### Extrait fourni

----------

Entre luttes fratricides et machination coloniale
Cet ouvrage publié aux éditions Chihab est une enquête “à l’encontre de bien des relectures biaisées” de l’Histoire, sur la base d’archives et de témoignages, des pièces du procès El-Okbi et le compte rendu quotidien qu’en fit le jeune Albert Camus dans “Alger Républicain”.
Ce 2 août 1936 à Alger, l’avenir de tout un pays allait se jouer. Au Stade municipal, à Belcourt, le Congrès musulman algérien organise un meeting qui rassemble quelque quinze mille personnes. Le même jour, Messali Hadj, venu par surprise de Paris où il dirige l’Étoile nord-africaine, dénonce la perspective de “rattachement à la France”, prônée par le Congrès. Au même moment, dans la basse Casbah, le muphti d’Alger est poignardé. Ces trois événements, dont l’action se déroule dans la même ville et quasi simultanément sont le point de départ de l’auteur Christian Phéline, pour une rétrospective sur les enjeux politiques et le contexte social de l’Algérie des années 1930.

----------

### Exercices
- A) Selon l'extrait sur l'Algérie des années 1930, combien de personnes le meeting du Congrès musulman algérien rassemble-t-il au Stade municipal ?
- B) Traduisez en anglais cette phrase de l'extrait sur l'Algérie des années 1930 : « Au même moment, dans la basse Casbah, le muphti d'Alger est poignardé. »
- C) Prolongez l'extrait sur l'Algérie des années 1930 à partir de sa dernière phrase.

### Données fournies
----------

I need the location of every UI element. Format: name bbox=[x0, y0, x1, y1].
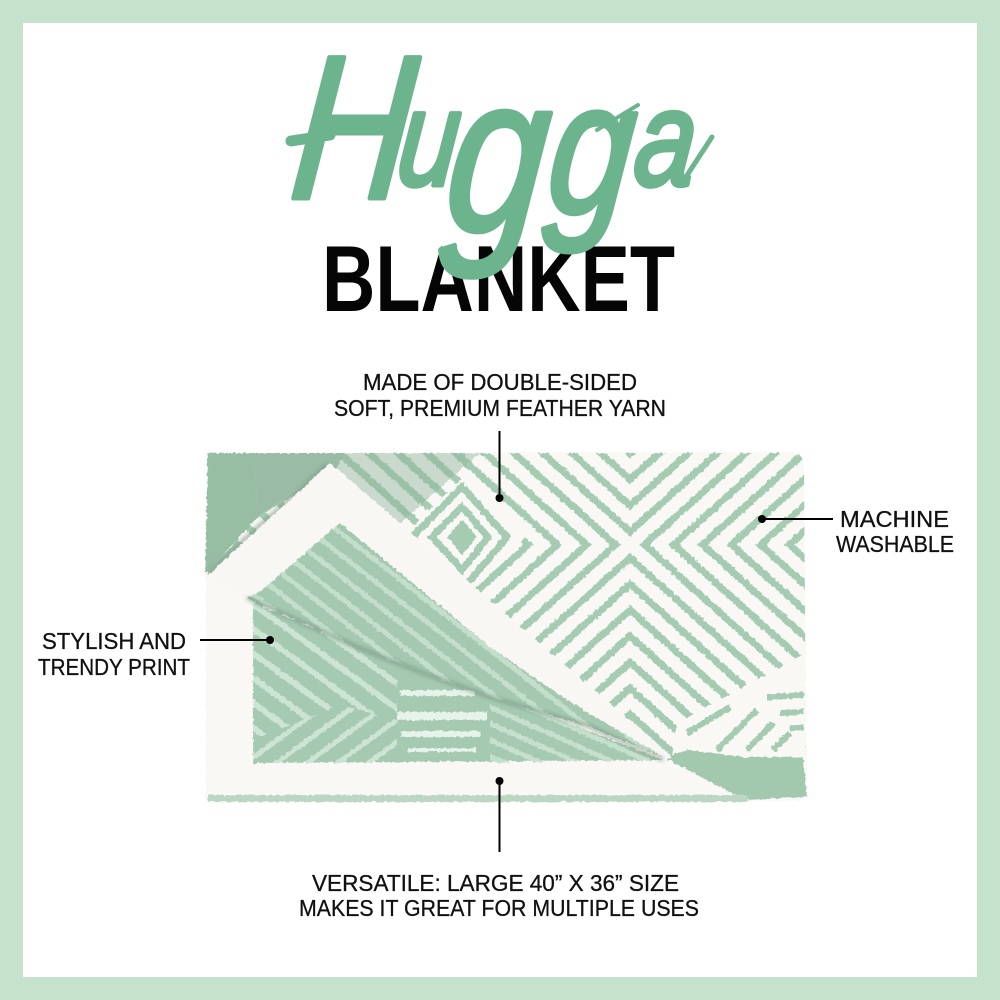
brush tails bbox=[291, 105, 712, 183]
left stripes bbox=[253, 603, 397, 740]
title: Hugga script: a bbox=[629, 63, 704, 214]
lower green panel bbox=[253, 603, 665, 763]
bottom label text: VERSATILE: LARGE 40” X 36” SIZE bbox=[312, 870, 679, 896]
callout: top bbox=[334, 369, 666, 502]
title: Hugga script: g bbox=[540, 43, 645, 254]
lower left stripes bbox=[253, 705, 397, 763]
dark green corner top left bbox=[205, 453, 258, 573]
folded green triangle bbox=[247, 523, 663, 757]
right label text: MACHINE bbox=[840, 506, 949, 532]
title: Hugga script: u bbox=[392, 63, 467, 214]
title: Hugga script bbox=[280, 14, 712, 278]
blanket bbox=[205, 452, 808, 803]
upper geometric pattern bbox=[208, 453, 808, 760]
central horizontal stripes bbox=[397, 690, 487, 752]
bottom right dark corner bbox=[663, 750, 807, 800]
callout: left: TRENDY PRINT bbox=[38, 654, 190, 680]
callout: bottom: MAKES IT GREAT FOR MULTIPLE USES bbox=[299, 895, 699, 921]
blanket base bbox=[206, 452, 807, 803]
fold line shadow bbox=[247, 598, 663, 760]
callout: right bbox=[758, 506, 954, 557]
callout: right: WASHABLE bbox=[836, 531, 954, 557]
grey-green shaded top strip bbox=[253, 453, 345, 517]
right stripes bbox=[490, 704, 651, 764]
white left margin of lower panel bbox=[206, 578, 253, 765]
left label text: STYLISH AND bbox=[42, 628, 186, 654]
title: Hugga script: g bbox=[437, 30, 561, 278]
nested diamond motif bbox=[410, 478, 526, 584]
fold shadow on top left corner bbox=[208, 465, 328, 573]
top label text: MADE OF DOUBLE-SIDED bbox=[363, 369, 637, 395]
bottom mottled strip bbox=[208, 795, 748, 802]
callout: left bbox=[38, 628, 274, 680]
folded white band bbox=[205, 463, 672, 760]
lower right motif bbox=[672, 653, 806, 760]
title: BLANKET: BLANKET bbox=[322, 226, 675, 331]
callout: bottom bbox=[299, 777, 699, 921]
callout: top: SOFT, PREMIUM FEATHER YARN bbox=[334, 395, 666, 421]
title: Hugga script: H bbox=[284, 14, 425, 242]
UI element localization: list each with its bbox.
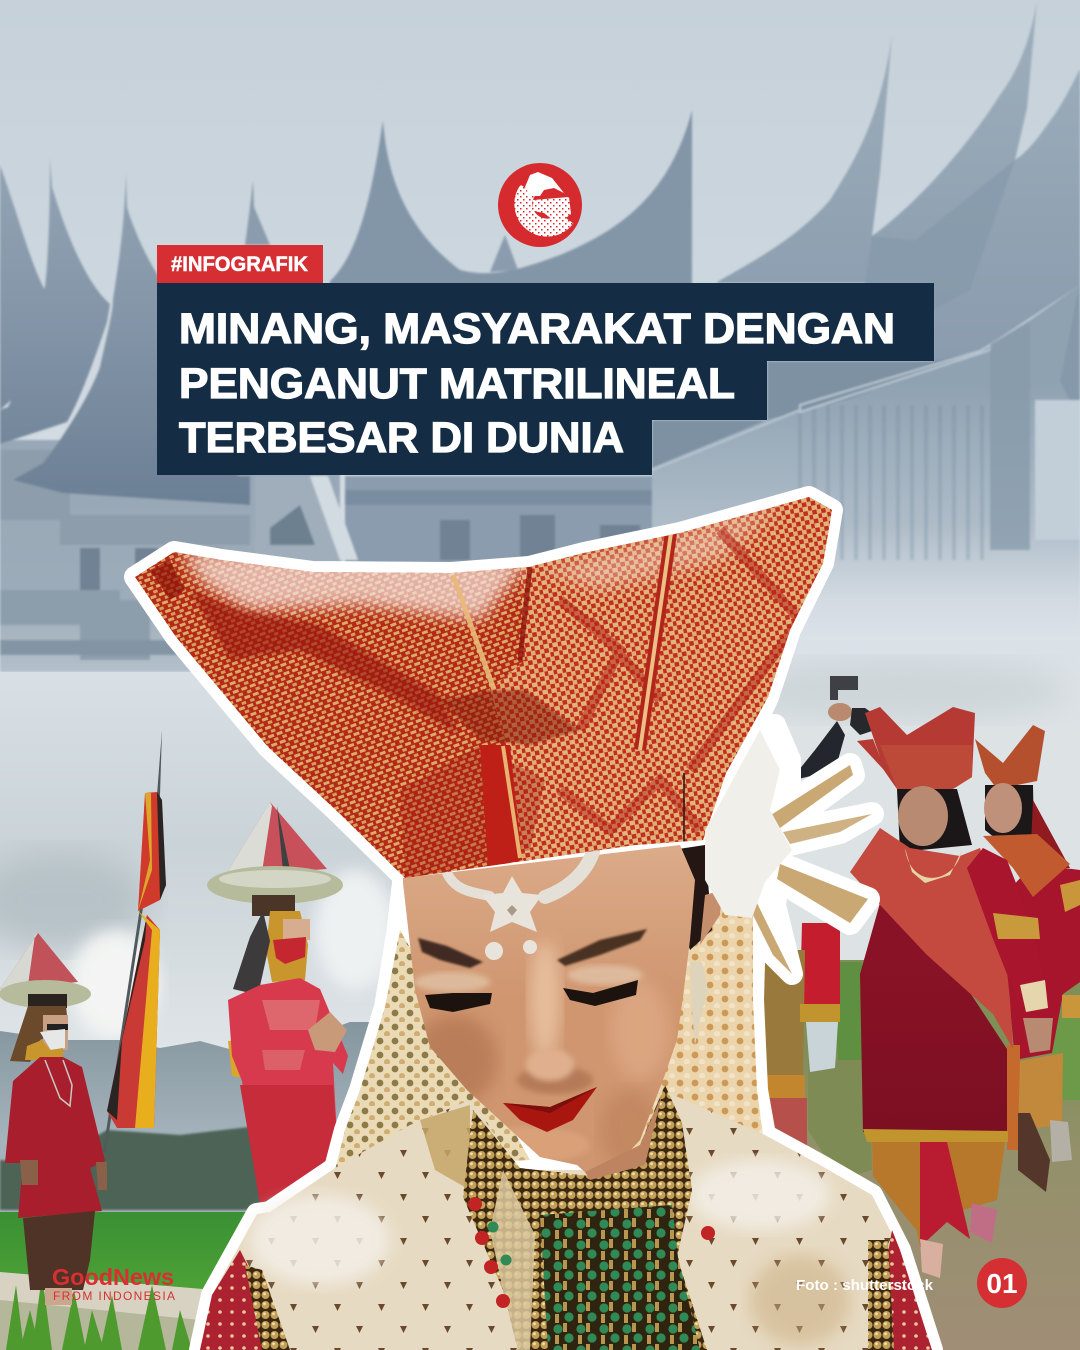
veil xyxy=(335,845,765,1190)
earring xyxy=(690,962,708,1045)
white cut-out outline xyxy=(135,497,932,1350)
background: traditional Minang rumah gadang xyxy=(0,0,1080,672)
woman with tray hat, white mask xyxy=(0,933,107,1305)
photo credit: Foto : shutterstock xyxy=(796,1278,934,1294)
title block: PENGANUT MATRILINEAL xyxy=(179,360,735,408)
title block: TERBESAR DI DUNIA xyxy=(179,414,624,462)
right scene: sky, grass, path and photographer xyxy=(730,660,1080,1350)
gold beaded necklace with green and red stones xyxy=(463,1085,715,1350)
woman in foreground, red hat xyxy=(850,707,1053,1278)
flag pole and Minang flag xyxy=(103,730,166,1152)
brand mark: GoodNews from Indonesia: FROM INDONESIA xyxy=(53,1289,175,1303)
title block: MINANG, MASYARAKAT DENGAN xyxy=(179,305,895,353)
brand mark: GoodNews from Indonesia: GoodNews xyxy=(52,1264,174,1290)
tag: #INFOGRAFIK xyxy=(157,245,323,283)
woman in background, far right xyxy=(975,725,1080,1192)
woman at edge behind main figure xyxy=(758,923,840,1147)
brand mark: GoodNews from Indonesia xyxy=(52,1264,175,1303)
facial features xyxy=(414,929,647,1132)
title block xyxy=(157,283,934,475)
logo: red circle with Garuda G emblem xyxy=(498,163,582,247)
woman with tray hat, red mask xyxy=(207,802,348,1204)
page number badge xyxy=(977,1258,1027,1308)
white flower with gold spikes xyxy=(705,730,872,974)
blouse xyxy=(200,1090,932,1350)
tag: #INFOGRAFIK: #INFOGRAFIK xyxy=(171,253,308,276)
forehead jewellery xyxy=(447,852,593,960)
left scene: sky, mountains and rice field xyxy=(0,672,420,1350)
page number badge: 01 xyxy=(986,1268,1018,1299)
main figure: woman in Minang headdress with white cut-out outline xyxy=(130,490,932,1350)
headdress: woven red and gold fabric xyxy=(130,490,840,890)
face and neck xyxy=(403,845,695,1180)
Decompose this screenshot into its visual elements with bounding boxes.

----------

### Réponses
- A) Quelque quinze mille personnes.

- B) At the same moment, in the lower Casbah, the mufti of Algiers is stabbed.

- C)
Entre les assimilationnistes, les indépendantistes et l’administration coloniale, cette journée présage de tous les bouleversements à venir, à commencer par les manipulations de l’administration coloniale. Cette dernière s’empresse d’imputer l’assassinat du muphti Bendali Amor Mahmoud ben Hadj au cheikh El-Okbi, figure algéroise du réformisme musulman. Ces trois événements, décisifs pour l’avenir de la nation, auront des conséquences sur le combat ultérieur pour l’indépendance. La Terre, l’étoile, le couteau, Alger, le 2 août 1936 (éditions Chihab) est une enquête “à l’encontre de bien des relectures biaisées” sur la base d’archives et de témoignages, des pièces du procès El-Okbi et le compte rendu quotidien qu’en fit le jeune Albert Camus dans Alger Républicain. Il réunit, par ailleurs, des éléments neufs “qui pourraient lever le mystère du dossier criminel” dans l’affaire du muphti d’Alger. À la manière d’un historien, Phéline reconstitue les trois événements-clés de ce 2 août, grâce à une riche documentation puisée dans les journaux, articles et ouvrages.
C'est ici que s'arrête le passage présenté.